Data entries for graphics
============
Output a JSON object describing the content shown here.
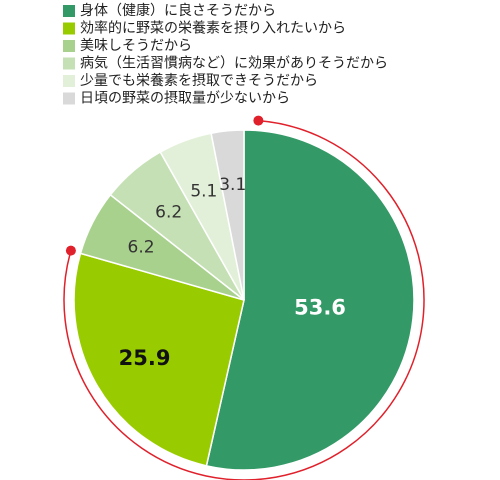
{
  "chart_data": {
    "type": "pie",
    "categories": [
      "身体（健康）に良さそうだから",
      "効率的に野菜の栄養素を摂り入れたいから",
      "美味しそうだから",
      "病気（生活習慣病など）に効果がありそうだから",
      "少量でも栄養素を摂取できそうだから",
      "日頃の野菜の摂取量が少ないから"
    ],
    "values": [
      53.6,
      25.9,
      6.2,
      6.2,
      5.1,
      3.1
    ],
    "colors": [
      "#339966",
      "#99cc00",
      "#a9d18e",
      "#c5e0b4",
      "#e2f0d9",
      "#d9d9d9"
    ]
  }
}
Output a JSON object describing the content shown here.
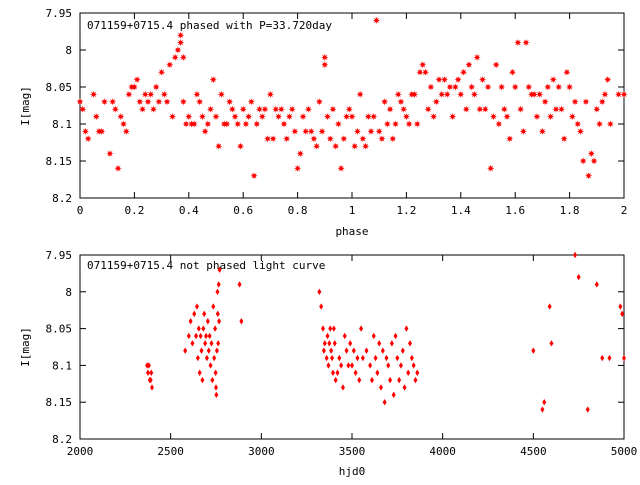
{
  "chart_data": [
    {
      "type": "scatter",
      "title": "071159+0715.4 phased with P=33.720day",
      "xlabel": "phase",
      "ylabel": "I[mag]",
      "xlim": [
        0,
        2
      ],
      "ylim": [
        8.2,
        7.95
      ],
      "y_inverted": true,
      "xticks": [
        "0",
        "0.2",
        "0.4",
        "0.6",
        "0.8",
        "1",
        "1.2",
        "1.4",
        "1.6",
        "1.8",
        "2"
      ],
      "yticks": [
        "7.95",
        "8",
        "8.05",
        "8.1",
        "8.15",
        "8.2"
      ],
      "grid": false,
      "marker": "star",
      "color": "#ff0000",
      "points": [
        [
          0.0,
          8.07
        ],
        [
          0.01,
          8.08
        ],
        [
          0.02,
          8.11
        ],
        [
          0.03,
          8.12
        ],
        [
          0.05,
          8.06
        ],
        [
          0.06,
          8.09
        ],
        [
          0.07,
          8.11
        ],
        [
          0.08,
          8.11
        ],
        [
          0.09,
          8.07
        ],
        [
          0.11,
          8.14
        ],
        [
          0.12,
          8.07
        ],
        [
          0.13,
          8.08
        ],
        [
          0.14,
          8.16
        ],
        [
          0.15,
          8.09
        ],
        [
          0.16,
          8.1
        ],
        [
          0.17,
          8.11
        ],
        [
          0.18,
          8.06
        ],
        [
          0.19,
          8.05
        ],
        [
          0.2,
          8.05
        ],
        [
          0.21,
          8.04
        ],
        [
          0.22,
          8.07
        ],
        [
          0.23,
          8.08
        ],
        [
          0.24,
          8.06
        ],
        [
          0.25,
          8.07
        ],
        [
          0.26,
          8.06
        ],
        [
          0.27,
          8.08
        ],
        [
          0.28,
          8.05
        ],
        [
          0.29,
          8.07
        ],
        [
          0.3,
          8.03
        ],
        [
          0.31,
          8.06
        ],
        [
          0.32,
          8.07
        ],
        [
          0.33,
          8.02
        ],
        [
          0.34,
          8.09
        ],
        [
          0.35,
          8.01
        ],
        [
          0.36,
          8.0
        ],
        [
          0.37,
          7.98
        ],
        [
          0.37,
          7.99
        ],
        [
          0.38,
          8.01
        ],
        [
          0.38,
          8.07
        ],
        [
          0.39,
          8.1
        ],
        [
          0.4,
          8.09
        ],
        [
          0.41,
          8.1
        ],
        [
          0.42,
          8.1
        ],
        [
          0.43,
          8.06
        ],
        [
          0.44,
          8.07
        ],
        [
          0.45,
          8.09
        ],
        [
          0.46,
          8.11
        ],
        [
          0.47,
          8.1
        ],
        [
          0.48,
          8.08
        ],
        [
          0.49,
          8.04
        ],
        [
          0.5,
          8.09
        ],
        [
          0.51,
          8.13
        ],
        [
          0.52,
          8.06
        ],
        [
          0.53,
          8.1
        ],
        [
          0.54,
          8.1
        ],
        [
          0.55,
          8.07
        ],
        [
          0.56,
          8.08
        ],
        [
          0.57,
          8.09
        ],
        [
          0.58,
          8.1
        ],
        [
          0.59,
          8.13
        ],
        [
          0.6,
          8.08
        ],
        [
          0.61,
          8.1
        ],
        [
          0.62,
          8.09
        ],
        [
          0.63,
          8.07
        ],
        [
          0.64,
          8.17
        ],
        [
          0.65,
          8.1
        ],
        [
          0.66,
          8.08
        ],
        [
          0.67,
          8.09
        ],
        [
          0.68,
          8.08
        ],
        [
          0.69,
          8.12
        ],
        [
          0.7,
          8.06
        ],
        [
          0.71,
          8.12
        ],
        [
          0.72,
          8.08
        ],
        [
          0.73,
          8.09
        ],
        [
          0.74,
          8.08
        ],
        [
          0.75,
          8.1
        ],
        [
          0.76,
          8.12
        ],
        [
          0.77,
          8.09
        ],
        [
          0.78,
          8.08
        ],
        [
          0.79,
          8.11
        ],
        [
          0.8,
          8.16
        ],
        [
          0.81,
          8.14
        ],
        [
          0.82,
          8.09
        ],
        [
          0.83,
          8.11
        ],
        [
          0.84,
          8.08
        ],
        [
          0.85,
          8.11
        ],
        [
          0.86,
          8.12
        ],
        [
          0.87,
          8.13
        ],
        [
          0.88,
          8.07
        ],
        [
          0.89,
          8.11
        ],
        [
          0.9,
          8.02
        ],
        [
          0.9,
          8.01
        ],
        [
          0.91,
          8.09
        ],
        [
          0.92,
          8.12
        ],
        [
          0.93,
          8.08
        ],
        [
          0.94,
          8.13
        ],
        [
          0.95,
          8.1
        ],
        [
          0.96,
          8.16
        ],
        [
          0.97,
          8.12
        ],
        [
          0.98,
          8.09
        ],
        [
          0.99,
          8.08
        ],
        [
          1.0,
          8.09
        ],
        [
          1.01,
          8.13
        ],
        [
          1.02,
          8.11
        ],
        [
          1.03,
          8.06
        ],
        [
          1.04,
          8.12
        ],
        [
          1.05,
          8.13
        ],
        [
          1.06,
          8.09
        ],
        [
          1.07,
          8.11
        ],
        [
          1.08,
          8.09
        ],
        [
          1.09,
          7.96
        ],
        [
          1.1,
          8.11
        ],
        [
          1.11,
          8.12
        ],
        [
          1.12,
          8.07
        ],
        [
          1.13,
          8.1
        ],
        [
          1.14,
          8.08
        ],
        [
          1.15,
          8.12
        ],
        [
          1.16,
          8.1
        ],
        [
          1.17,
          8.06
        ],
        [
          1.18,
          8.07
        ],
        [
          1.19,
          8.08
        ],
        [
          1.2,
          8.09
        ],
        [
          1.21,
          8.1
        ],
        [
          1.22,
          8.06
        ],
        [
          1.23,
          8.06
        ],
        [
          1.24,
          8.1
        ],
        [
          1.25,
          8.03
        ],
        [
          1.26,
          8.02
        ],
        [
          1.27,
          8.03
        ],
        [
          1.28,
          8.08
        ],
        [
          1.29,
          8.05
        ],
        [
          1.3,
          8.09
        ],
        [
          1.31,
          8.07
        ],
        [
          1.32,
          8.04
        ],
        [
          1.33,
          8.06
        ],
        [
          1.34,
          8.04
        ],
        [
          1.35,
          8.06
        ],
        [
          1.36,
          8.05
        ],
        [
          1.37,
          8.09
        ],
        [
          1.38,
          8.05
        ],
        [
          1.39,
          8.04
        ],
        [
          1.4,
          8.06
        ],
        [
          1.41,
          8.03
        ],
        [
          1.42,
          8.08
        ],
        [
          1.43,
          8.02
        ],
        [
          1.44,
          8.05
        ],
        [
          1.45,
          8.06
        ],
        [
          1.46,
          8.01
        ],
        [
          1.47,
          8.08
        ],
        [
          1.48,
          8.04
        ],
        [
          1.49,
          8.08
        ],
        [
          1.5,
          8.05
        ],
        [
          1.51,
          8.16
        ],
        [
          1.52,
          8.09
        ],
        [
          1.53,
          8.02
        ],
        [
          1.54,
          8.1
        ],
        [
          1.55,
          8.05
        ],
        [
          1.56,
          8.08
        ],
        [
          1.57,
          8.09
        ],
        [
          1.58,
          8.12
        ],
        [
          1.59,
          8.03
        ],
        [
          1.6,
          8.05
        ],
        [
          1.61,
          7.99
        ],
        [
          1.62,
          8.08
        ],
        [
          1.63,
          8.11
        ],
        [
          1.64,
          7.99
        ],
        [
          1.65,
          8.05
        ],
        [
          1.66,
          8.06
        ],
        [
          1.67,
          8.06
        ],
        [
          1.68,
          8.09
        ],
        [
          1.69,
          8.06
        ],
        [
          1.7,
          8.11
        ],
        [
          1.71,
          8.07
        ],
        [
          1.72,
          8.05
        ],
        [
          1.73,
          8.09
        ],
        [
          1.74,
          8.04
        ],
        [
          1.75,
          8.08
        ],
        [
          1.76,
          8.05
        ],
        [
          1.77,
          8.08
        ],
        [
          1.78,
          8.12
        ],
        [
          1.79,
          8.03
        ],
        [
          1.8,
          8.05
        ],
        [
          1.81,
          8.09
        ],
        [
          1.82,
          8.07
        ],
        [
          1.83,
          8.1
        ],
        [
          1.84,
          8.11
        ],
        [
          1.85,
          8.15
        ],
        [
          1.86,
          8.07
        ],
        [
          1.87,
          8.17
        ],
        [
          1.88,
          8.14
        ],
        [
          1.89,
          8.15
        ],
        [
          1.9,
          8.08
        ],
        [
          1.91,
          8.1
        ],
        [
          1.92,
          8.07
        ],
        [
          1.93,
          8.06
        ],
        [
          1.94,
          8.04
        ],
        [
          1.95,
          8.1
        ],
        [
          1.98,
          8.06
        ],
        [
          2.0,
          8.06
        ]
      ]
    },
    {
      "type": "scatter",
      "title": "071159+0715.4 not phased light curve",
      "xlabel": "hjd0",
      "ylabel": "I[mag]",
      "xlim": [
        2000,
        5000
      ],
      "ylim": [
        8.2,
        7.95
      ],
      "y_inverted": true,
      "xticks": [
        "2000",
        "2500",
        "3000",
        "3500",
        "4000",
        "4500",
        "5000"
      ],
      "yticks": [
        "7.95",
        "8",
        "8.05",
        "8.1",
        "8.15",
        "8.2"
      ],
      "grid": false,
      "marker": "diamond",
      "color": "#ff0000",
      "points": [
        [
          2370,
          8.1
        ],
        [
          2375,
          8.11
        ],
        [
          2380,
          8.1
        ],
        [
          2385,
          8.12
        ],
        [
          2390,
          8.12
        ],
        [
          2393,
          8.11
        ],
        [
          2397,
          8.13
        ],
        [
          2580,
          8.08
        ],
        [
          2600,
          8.06
        ],
        [
          2610,
          8.04
        ],
        [
          2620,
          8.07
        ],
        [
          2630,
          8.03
        ],
        [
          2640,
          8.06
        ],
        [
          2645,
          8.02
        ],
        [
          2650,
          8.09
        ],
        [
          2655,
          8.05
        ],
        [
          2660,
          8.11
        ],
        [
          2665,
          8.06
        ],
        [
          2670,
          8.08
        ],
        [
          2675,
          8.12
        ],
        [
          2680,
          8.05
        ],
        [
          2685,
          8.03
        ],
        [
          2690,
          8.07
        ],
        [
          2695,
          8.06
        ],
        [
          2700,
          8.09
        ],
        [
          2705,
          8.04
        ],
        [
          2710,
          8.08
        ],
        [
          2715,
          8.06
        ],
        [
          2720,
          8.1
        ],
        [
          2725,
          8.07
        ],
        [
          2730,
          8.12
        ],
        [
          2735,
          8.02
        ],
        [
          2740,
          8.09
        ],
        [
          2745,
          8.05
        ],
        [
          2748,
          8.11
        ],
        [
          2750,
          8.13
        ],
        [
          2752,
          8.14
        ],
        [
          2755,
          8.08
        ],
        [
          2758,
          8.0
        ],
        [
          2760,
          8.03
        ],
        [
          2762,
          8.07
        ],
        [
          2765,
          7.99
        ],
        [
          2767,
          8.04
        ],
        [
          2770,
          7.97
        ],
        [
          2880,
          7.99
        ],
        [
          2890,
          8.04
        ],
        [
          3320,
          8.0
        ],
        [
          3330,
          8.02
        ],
        [
          3340,
          8.05
        ],
        [
          3345,
          8.08
        ],
        [
          3350,
          8.07
        ],
        [
          3360,
          8.09
        ],
        [
          3365,
          8.06
        ],
        [
          3370,
          8.1
        ],
        [
          3375,
          8.07
        ],
        [
          3380,
          8.05
        ],
        [
          3385,
          8.08
        ],
        [
          3390,
          8.09
        ],
        [
          3395,
          8.11
        ],
        [
          3400,
          8.05
        ],
        [
          3405,
          8.07
        ],
        [
          3410,
          8.12
        ],
        [
          3420,
          8.11
        ],
        [
          3430,
          8.09
        ],
        [
          3440,
          8.1
        ],
        [
          3450,
          8.13
        ],
        [
          3460,
          8.06
        ],
        [
          3470,
          8.08
        ],
        [
          3480,
          8.1
        ],
        [
          3490,
          8.07
        ],
        [
          3500,
          8.1
        ],
        [
          3510,
          8.08
        ],
        [
          3520,
          8.11
        ],
        [
          3530,
          8.09
        ],
        [
          3540,
          8.12
        ],
        [
          3550,
          8.05
        ],
        [
          3560,
          8.09
        ],
        [
          3580,
          8.08
        ],
        [
          3600,
          8.1
        ],
        [
          3610,
          8.12
        ],
        [
          3620,
          8.06
        ],
        [
          3630,
          8.09
        ],
        [
          3640,
          8.11
        ],
        [
          3650,
          8.07
        ],
        [
          3660,
          8.13
        ],
        [
          3670,
          8.08
        ],
        [
          3680,
          8.15
        ],
        [
          3690,
          8.09
        ],
        [
          3700,
          8.1
        ],
        [
          3710,
          8.12
        ],
        [
          3720,
          8.07
        ],
        [
          3730,
          8.14
        ],
        [
          3740,
          8.06
        ],
        [
          3750,
          8.09
        ],
        [
          3760,
          8.12
        ],
        [
          3770,
          8.1
        ],
        [
          3780,
          8.08
        ],
        [
          3790,
          8.13
        ],
        [
          3800,
          8.05
        ],
        [
          3810,
          8.11
        ],
        [
          3820,
          8.07
        ],
        [
          3830,
          8.09
        ],
        [
          3840,
          8.1
        ],
        [
          3850,
          8.12
        ],
        [
          3860,
          8.11
        ],
        [
          4500,
          8.08
        ],
        [
          4550,
          8.16
        ],
        [
          4560,
          8.15
        ],
        [
          4590,
          8.02
        ],
        [
          4600,
          8.07
        ],
        [
          4730,
          7.95
        ],
        [
          4750,
          7.98
        ],
        [
          4800,
          8.16
        ],
        [
          4850,
          7.99
        ],
        [
          4880,
          8.09
        ],
        [
          4920,
          8.09
        ],
        [
          4980,
          8.02
        ],
        [
          4990,
          8.03
        ],
        [
          5000,
          8.09
        ]
      ]
    }
  ]
}
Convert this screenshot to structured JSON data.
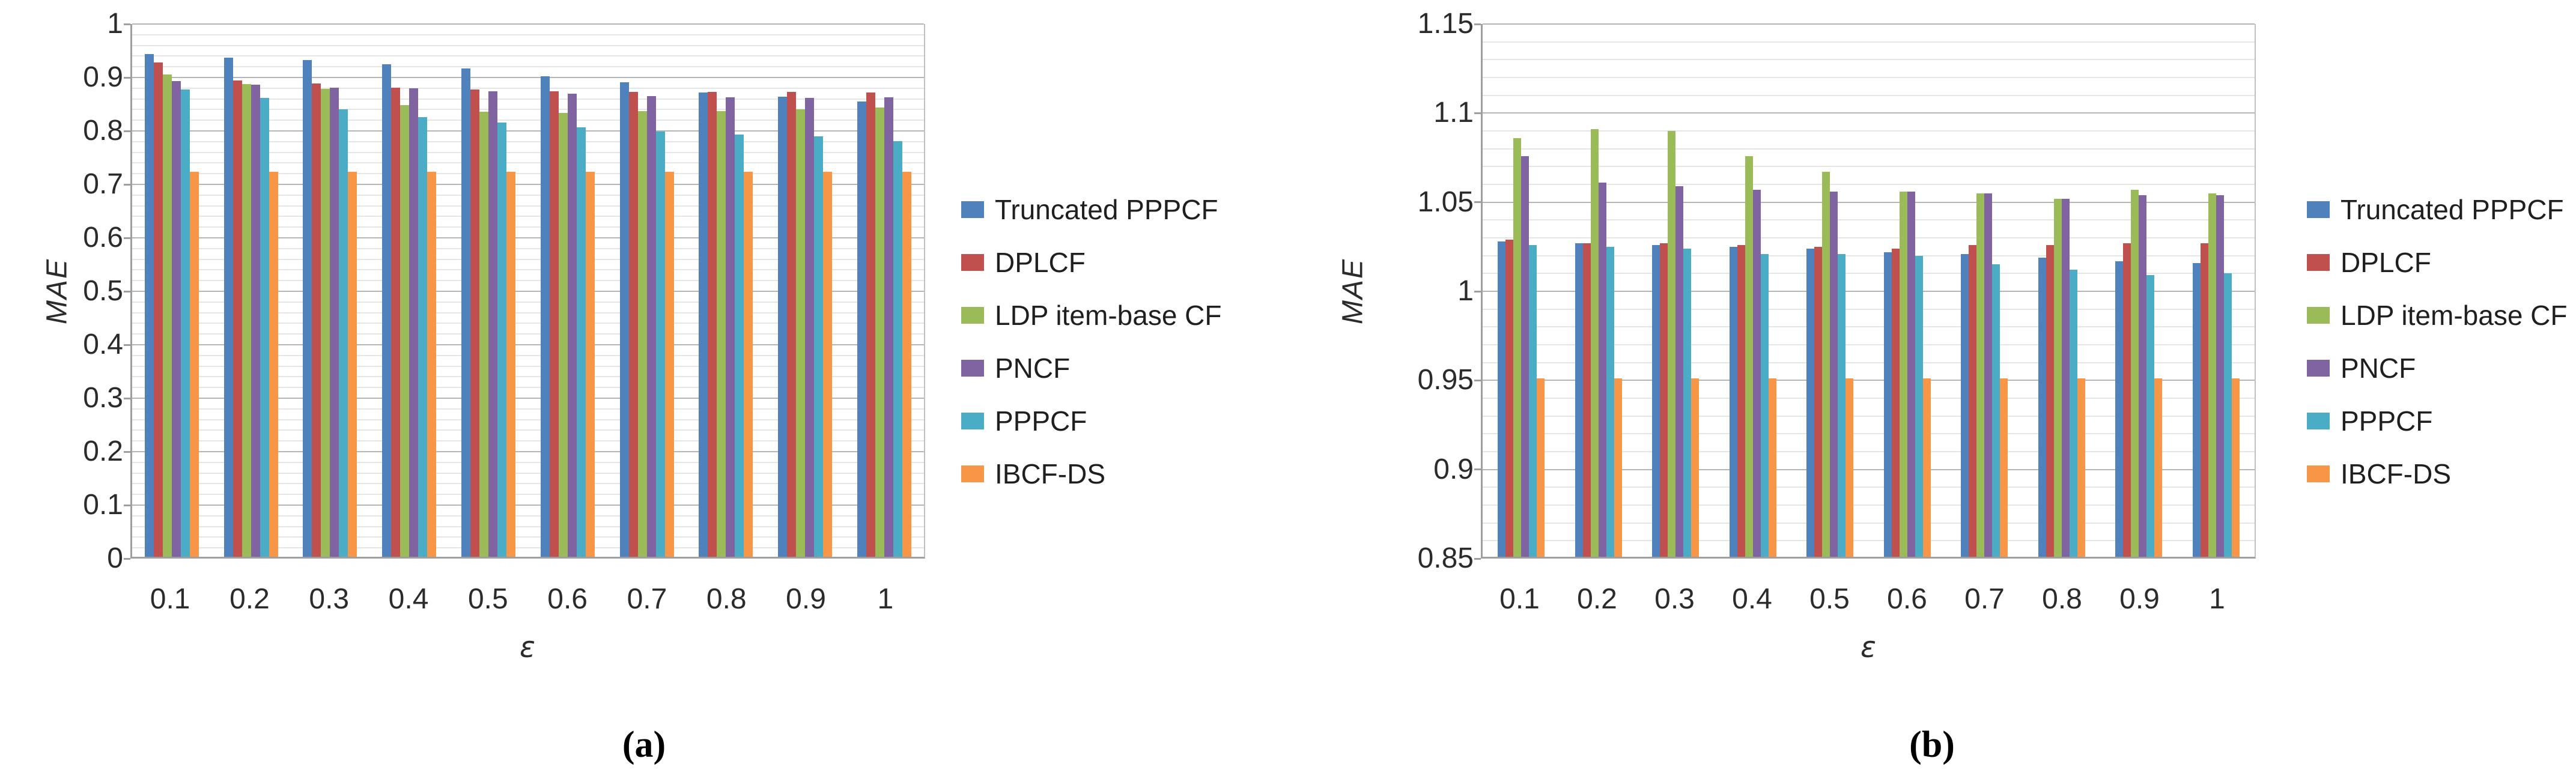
============
Select the lines that carry the string "title" and copy them.

[Correct response]:
      "title": "071159+0715.4 phased with P=33.720day",
      "title": "071159+0715.4 not phased light curve",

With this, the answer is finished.